**Exercise details**
Present each line of the entries below that holds the word "Exploring".

**Data shown**
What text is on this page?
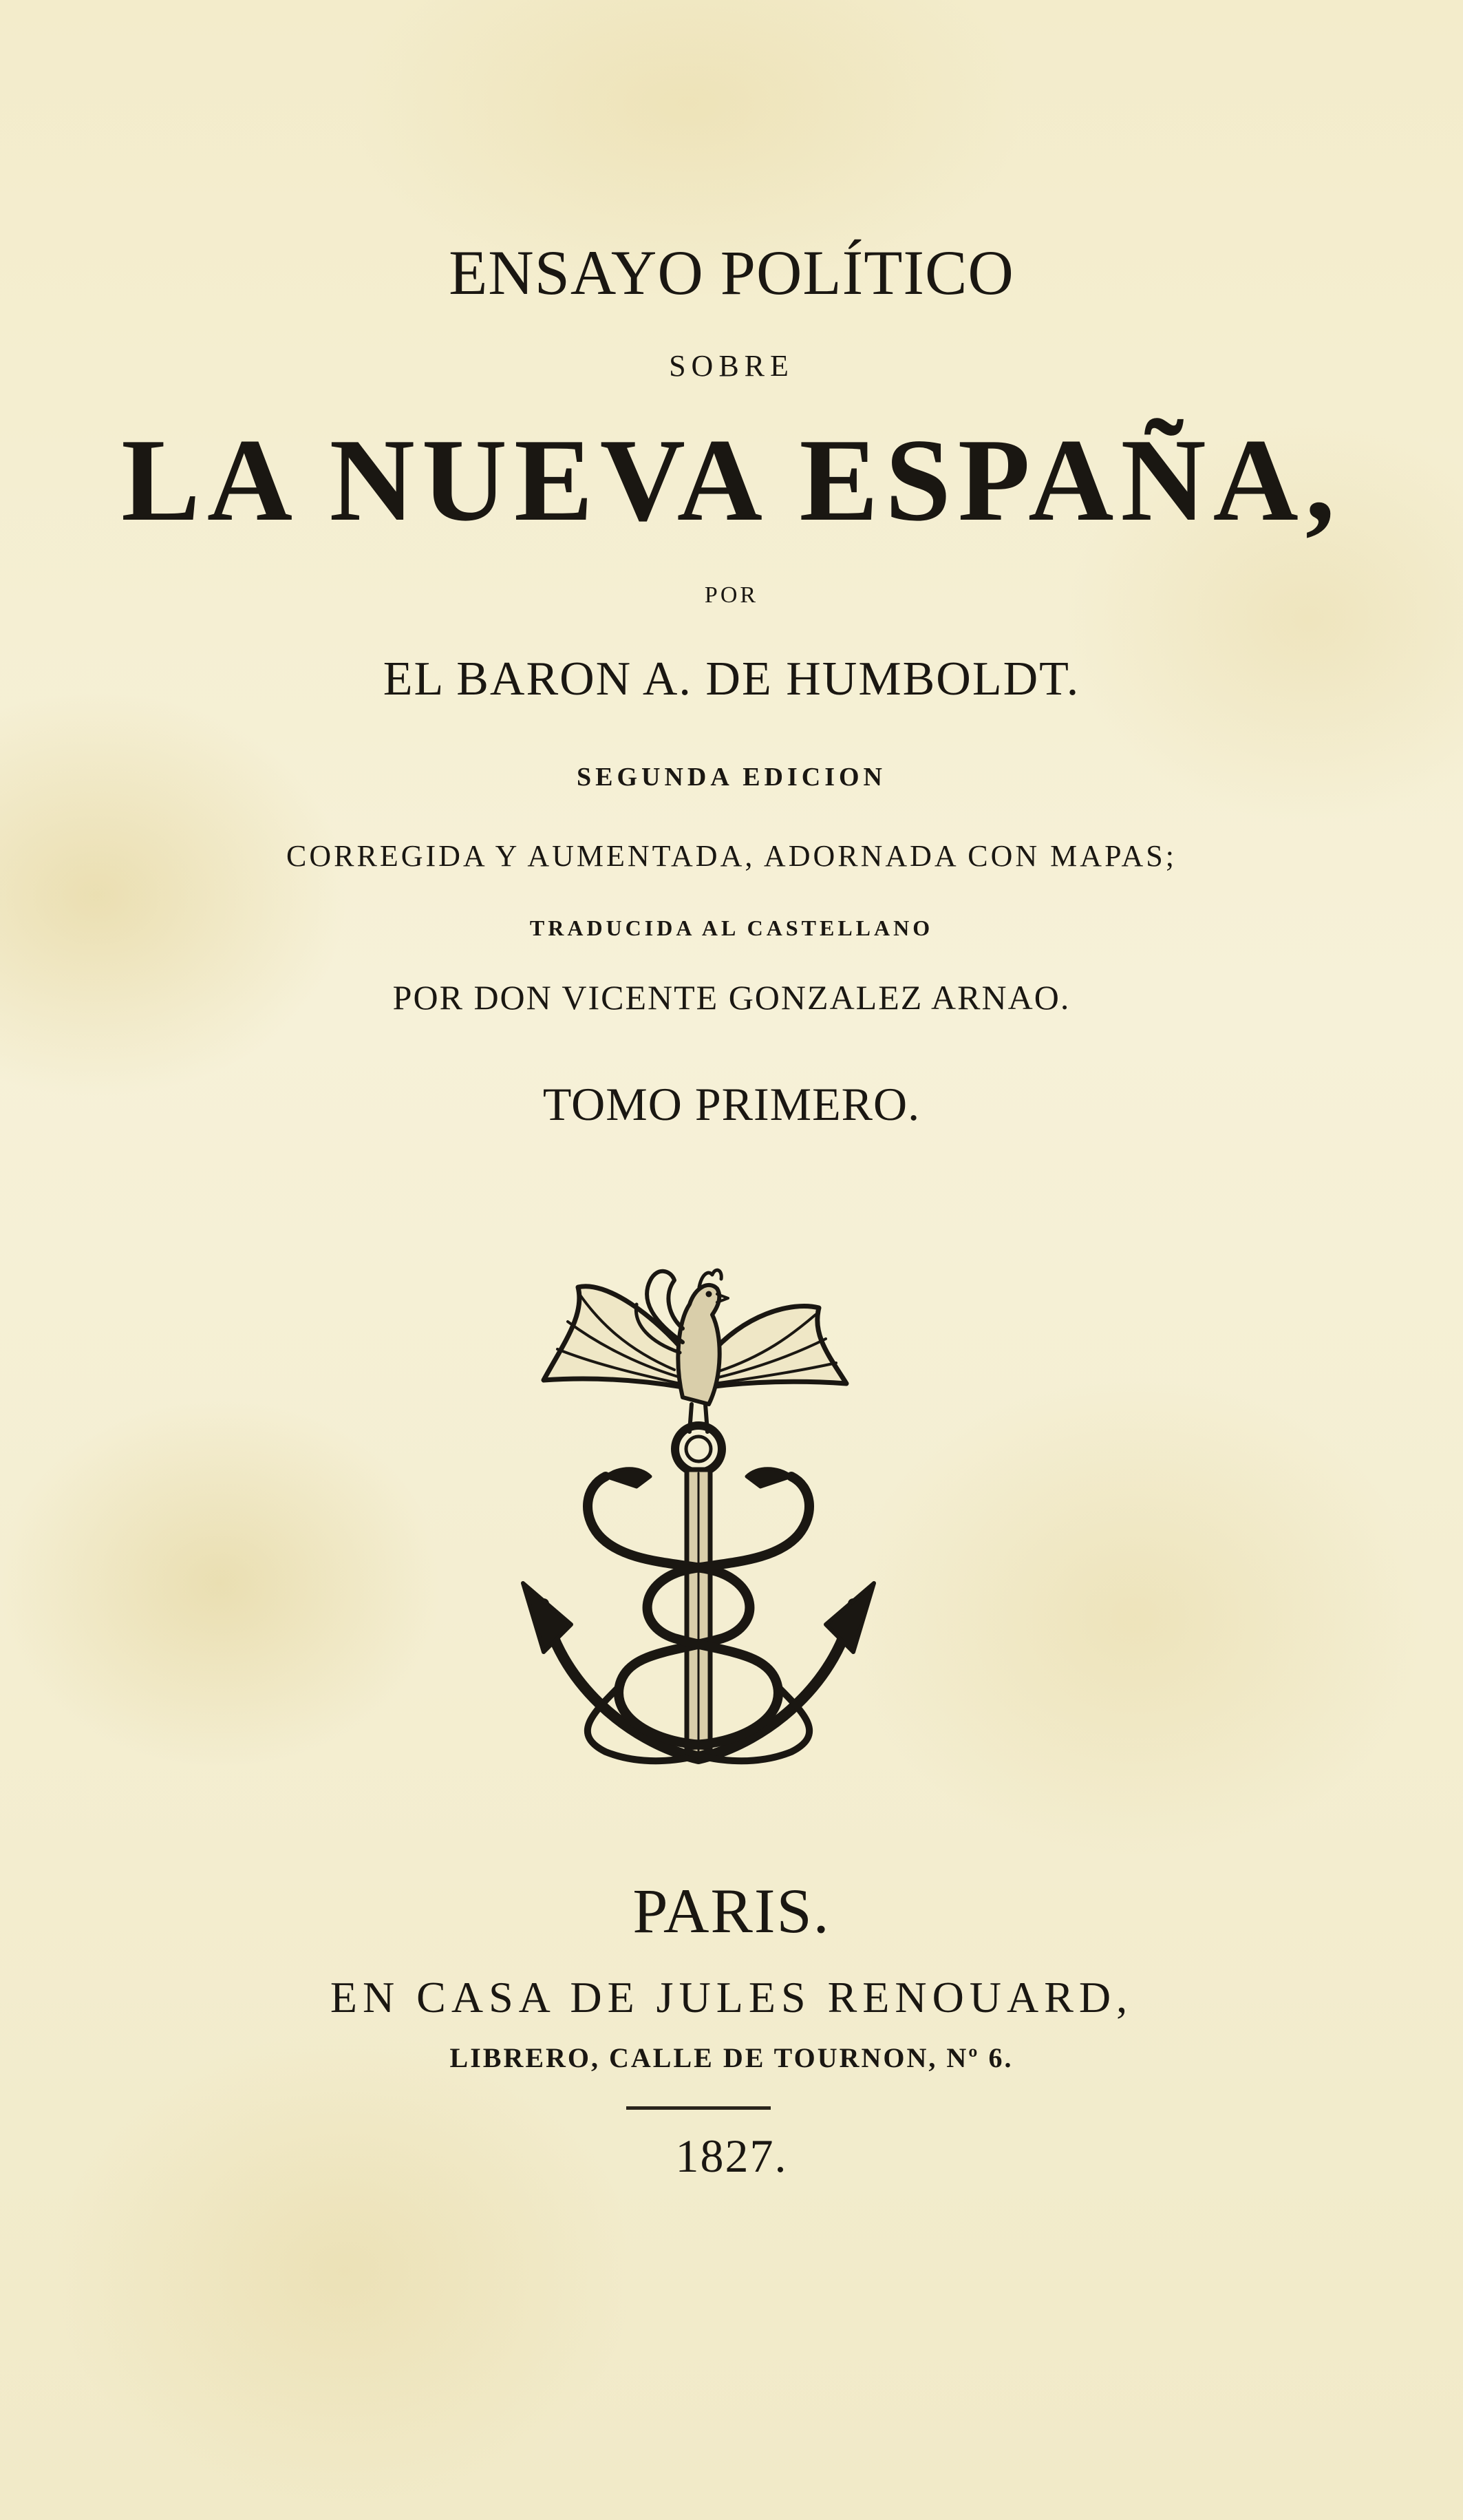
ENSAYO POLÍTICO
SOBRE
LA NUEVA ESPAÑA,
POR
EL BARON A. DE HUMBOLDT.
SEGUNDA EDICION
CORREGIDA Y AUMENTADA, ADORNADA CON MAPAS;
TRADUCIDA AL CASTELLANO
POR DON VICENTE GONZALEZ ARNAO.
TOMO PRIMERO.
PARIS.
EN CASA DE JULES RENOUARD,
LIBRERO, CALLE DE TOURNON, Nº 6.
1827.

...

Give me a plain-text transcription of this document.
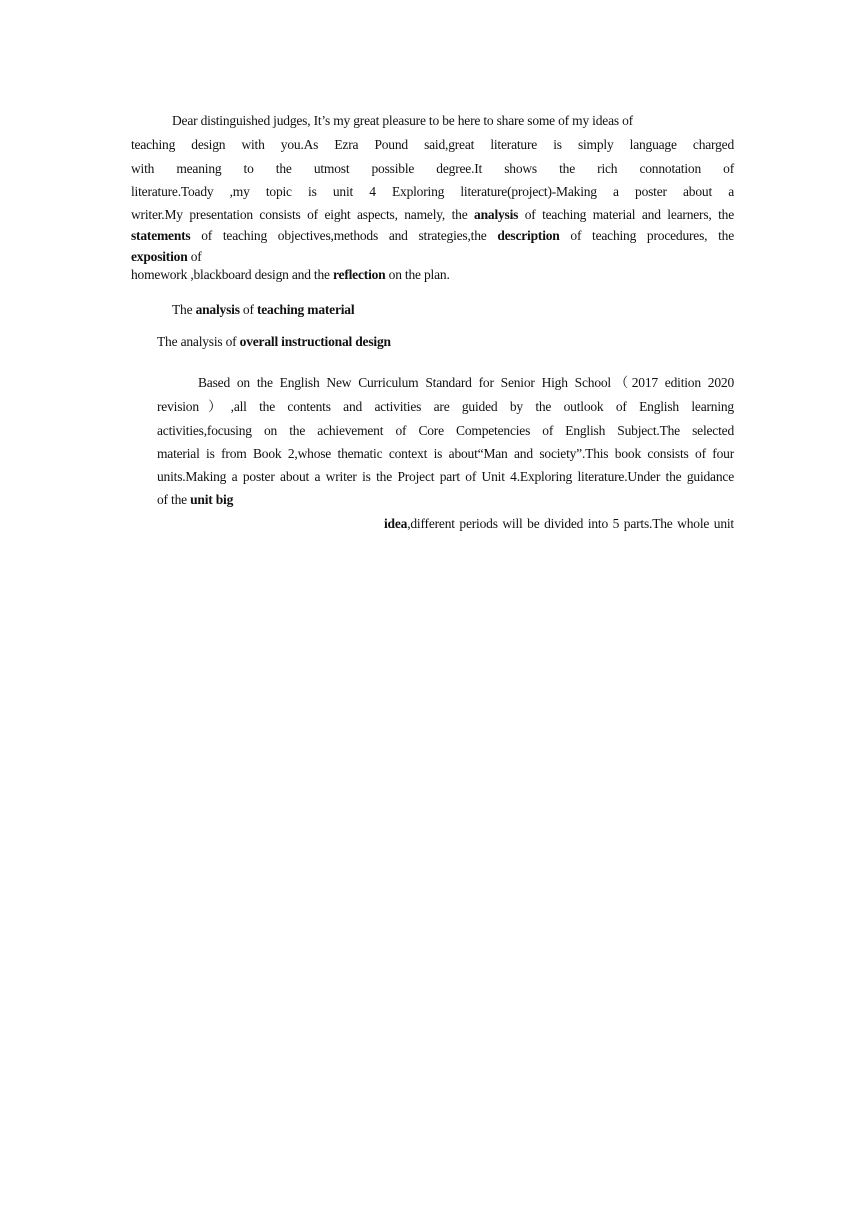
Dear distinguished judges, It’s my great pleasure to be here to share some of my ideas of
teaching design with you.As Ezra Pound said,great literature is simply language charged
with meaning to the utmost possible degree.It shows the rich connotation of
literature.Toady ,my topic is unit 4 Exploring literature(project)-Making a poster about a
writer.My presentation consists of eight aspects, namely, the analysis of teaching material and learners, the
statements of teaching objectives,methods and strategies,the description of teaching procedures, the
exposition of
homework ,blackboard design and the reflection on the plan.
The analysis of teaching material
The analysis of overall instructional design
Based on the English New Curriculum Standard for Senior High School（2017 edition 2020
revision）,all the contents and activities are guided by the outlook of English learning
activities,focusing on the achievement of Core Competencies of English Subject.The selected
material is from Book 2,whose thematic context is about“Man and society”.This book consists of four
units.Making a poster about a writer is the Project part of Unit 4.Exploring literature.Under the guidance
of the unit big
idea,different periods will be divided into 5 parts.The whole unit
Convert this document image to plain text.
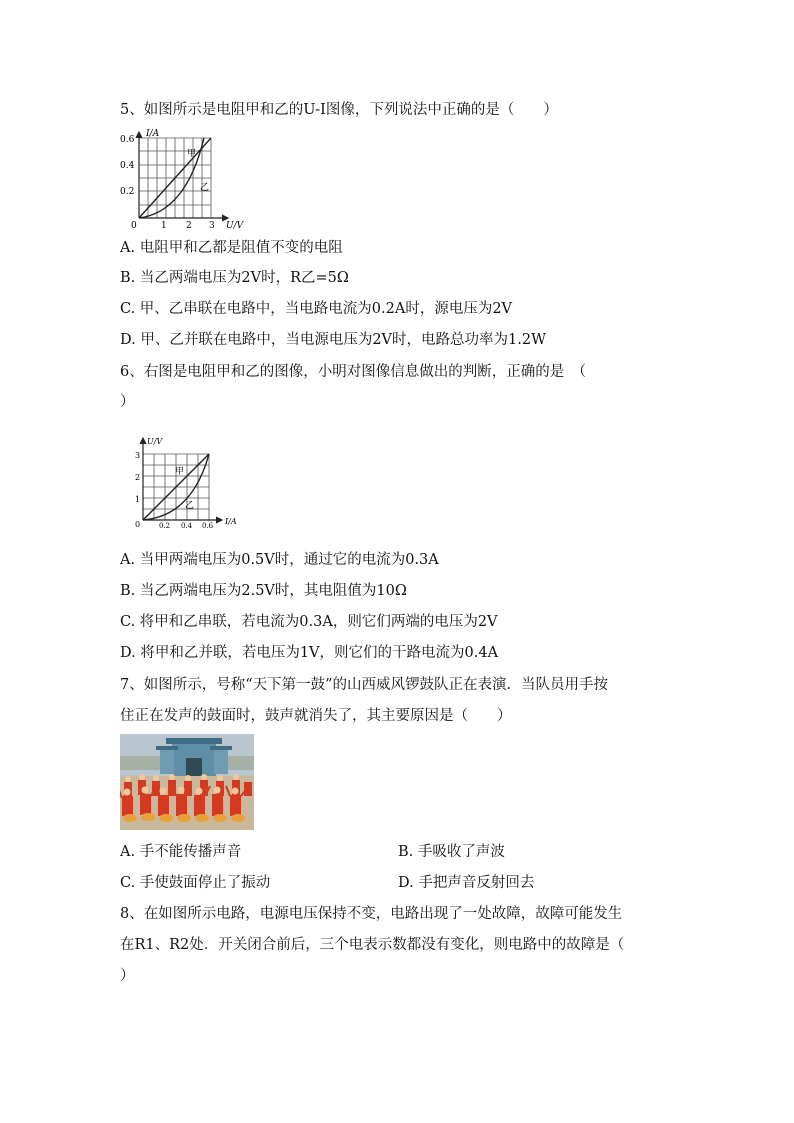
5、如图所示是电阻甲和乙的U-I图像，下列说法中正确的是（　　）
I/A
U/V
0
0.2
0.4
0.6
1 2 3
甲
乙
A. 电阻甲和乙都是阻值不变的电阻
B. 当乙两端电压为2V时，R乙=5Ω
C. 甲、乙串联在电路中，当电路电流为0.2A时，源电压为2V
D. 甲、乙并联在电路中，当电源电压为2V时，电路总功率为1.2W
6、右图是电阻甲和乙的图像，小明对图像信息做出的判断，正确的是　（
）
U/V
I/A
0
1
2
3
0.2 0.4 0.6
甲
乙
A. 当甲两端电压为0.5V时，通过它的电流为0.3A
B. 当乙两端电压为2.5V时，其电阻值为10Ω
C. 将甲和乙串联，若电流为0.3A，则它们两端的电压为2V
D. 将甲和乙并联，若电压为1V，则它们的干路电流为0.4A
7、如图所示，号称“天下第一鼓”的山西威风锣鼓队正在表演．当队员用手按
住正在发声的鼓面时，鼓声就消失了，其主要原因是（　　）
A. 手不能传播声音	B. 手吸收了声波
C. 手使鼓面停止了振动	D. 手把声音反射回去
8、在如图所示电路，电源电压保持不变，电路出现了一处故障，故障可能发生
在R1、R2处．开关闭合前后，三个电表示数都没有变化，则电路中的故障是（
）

**Task answer**
literature.Toady ,my topic is unit 4 Exploring literature(project)-Making a poster about a
units.Making a poster about a writer is the Project part of Unit 4.Exploring literature.Under the guidance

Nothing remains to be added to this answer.